**JOB**
Repeat the entire listing exactly.

**DATA TO USE**
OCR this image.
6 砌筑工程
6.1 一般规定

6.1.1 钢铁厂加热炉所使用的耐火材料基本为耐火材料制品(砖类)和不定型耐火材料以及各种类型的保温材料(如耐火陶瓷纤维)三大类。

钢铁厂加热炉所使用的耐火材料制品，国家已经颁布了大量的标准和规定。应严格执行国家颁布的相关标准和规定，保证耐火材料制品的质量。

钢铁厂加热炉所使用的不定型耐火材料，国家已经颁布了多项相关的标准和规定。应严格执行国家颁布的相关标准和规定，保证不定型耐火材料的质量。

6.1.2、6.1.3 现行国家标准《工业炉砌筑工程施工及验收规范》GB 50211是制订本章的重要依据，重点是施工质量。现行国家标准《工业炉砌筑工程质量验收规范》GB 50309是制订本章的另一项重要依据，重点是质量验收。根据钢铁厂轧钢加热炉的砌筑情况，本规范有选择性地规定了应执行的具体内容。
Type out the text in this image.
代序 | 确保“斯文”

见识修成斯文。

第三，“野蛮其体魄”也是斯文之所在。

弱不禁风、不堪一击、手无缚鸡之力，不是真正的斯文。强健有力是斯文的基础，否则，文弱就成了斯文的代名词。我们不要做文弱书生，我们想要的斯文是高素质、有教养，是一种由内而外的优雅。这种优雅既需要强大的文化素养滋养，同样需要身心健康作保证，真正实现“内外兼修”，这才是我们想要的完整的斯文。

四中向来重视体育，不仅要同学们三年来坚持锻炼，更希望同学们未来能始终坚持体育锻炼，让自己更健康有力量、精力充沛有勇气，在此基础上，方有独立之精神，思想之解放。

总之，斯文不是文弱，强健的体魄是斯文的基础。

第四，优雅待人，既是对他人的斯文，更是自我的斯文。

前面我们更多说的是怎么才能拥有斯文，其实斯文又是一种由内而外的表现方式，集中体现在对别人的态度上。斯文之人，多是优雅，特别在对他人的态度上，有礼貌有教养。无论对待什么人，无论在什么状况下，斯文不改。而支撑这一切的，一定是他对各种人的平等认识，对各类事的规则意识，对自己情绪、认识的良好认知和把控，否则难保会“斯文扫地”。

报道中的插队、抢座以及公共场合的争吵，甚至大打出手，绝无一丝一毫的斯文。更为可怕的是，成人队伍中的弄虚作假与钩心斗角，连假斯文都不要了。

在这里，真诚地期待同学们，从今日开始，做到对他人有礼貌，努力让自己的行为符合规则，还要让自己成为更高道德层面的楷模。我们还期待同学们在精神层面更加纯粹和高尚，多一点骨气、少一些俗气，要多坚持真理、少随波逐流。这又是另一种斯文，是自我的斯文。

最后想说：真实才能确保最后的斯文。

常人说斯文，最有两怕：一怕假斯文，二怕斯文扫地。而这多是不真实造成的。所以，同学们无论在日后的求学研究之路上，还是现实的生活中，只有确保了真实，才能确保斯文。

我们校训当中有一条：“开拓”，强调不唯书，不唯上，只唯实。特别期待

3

**WRITTEN REPLY**
OCR this image.
6 砌筑工程
6.1 一般规定

6.1.1 钢铁厂加热炉所使用的耐火材料基本为耐火材料制品(砖类)和不定型耐火材料以及各种类型的保温材料(如耐火陶瓷纤维)三大类。

钢铁厂加热炉所使用的耐火材料制品，国家已经颁布了大量的标准和规定。应严格执行国家颁布的相关标准和规定，保证耐火材料制品的质量。

钢铁厂加热炉所使用的不定型耐火材料，国家已经颁布了多项相关的标准和规定。应严格执行国家颁布的相关标准和规定，保证不定型耐火材料的质量。

6.1.2、6.1.3 现行国家标准《工业炉砌筑工程施工及验收规范》GB 50211是制订本章的重要依据，重点是施工质量。现行国家标准《工业炉砌筑工程质量验收规范》GB 50309是制订本章的另一项重要依据，重点是质量验收。根据钢铁厂轧钢加热炉的砌筑情况，本规范有选择性地规定了应执行的具体内容。
Type out the text in this image.
代序 | 确保“斯文”

见识修成斯文。

第三，“野蛮其体魄”也是斯文之所在。

弱不禁风、不堪一击、手无缚鸡之力，不是真正的斯文。强健有力是斯文的基础，否则，文弱就成了斯文的代名词。我们不要做文弱书生，我们想要的斯文是高素质、有教养，是一种由内而外的优雅。这种优雅既需要强大的文化素养滋养，同样需要身心健康作保证，真正实现“内外兼修”，这才是我们想要的完整的斯文。

四中向来重视体育，不仅要同学们三年来坚持锻炼，更希望同学们未来能始终坚持体育锻炼，让自己更健康有力量、精力充沛有勇气，在此基础上，方有独立之精神，思想之解放。

总之，斯文不是文弱，强健的体魄是斯文的基础。

第四，优雅待人，既是对他人的斯文，更是自我的斯文。

前面我们更多说的是怎么才能拥有斯文，其实斯文又是一种由内而外的表现方式，集中体现在对别人的态度上。斯文之人，多是优雅，特别在对他人的态度上，有礼貌有教养。无论对待什么人，无论在什么状况下，斯文不改。而支撑这一切的，一定是他对各种人的平等认识，对各类事的规则意识，对自己情绪、认识的良好认知和把控，否则难保会“斯文扫地”。

报道中的插队、抢座以及公共场合的争吵，甚至大打出手，绝无一丝一毫的斯文。更为可怕的是，成人队伍中的弄虚作假与钩心斗角，连假斯文都不要了。

在这里，真诚地期待同学们，从今日开始，做到对他人有礼貌，努力让自己的行为符合规则，还要让自己成为更高道德层面的楷模。我们还期待同学们在精神层面更加纯粹和高尚，多一点骨气、少一些俗气，要多坚持真理、少随波逐流。这又是另一种斯文，是自我的斯文。

最后想说：真实才能确保最后的斯文。

常人说斯文，最有两怕：一怕假斯文，二怕斯文扫地。而这多是不真实造成的。所以，同学们无论在日后的求学研究之路上，还是现实的生活中，只有确保了真实，才能确保斯文。

我们校训当中有一条：“开拓”，强调不唯书，不唯上，只唯实。特别期待

3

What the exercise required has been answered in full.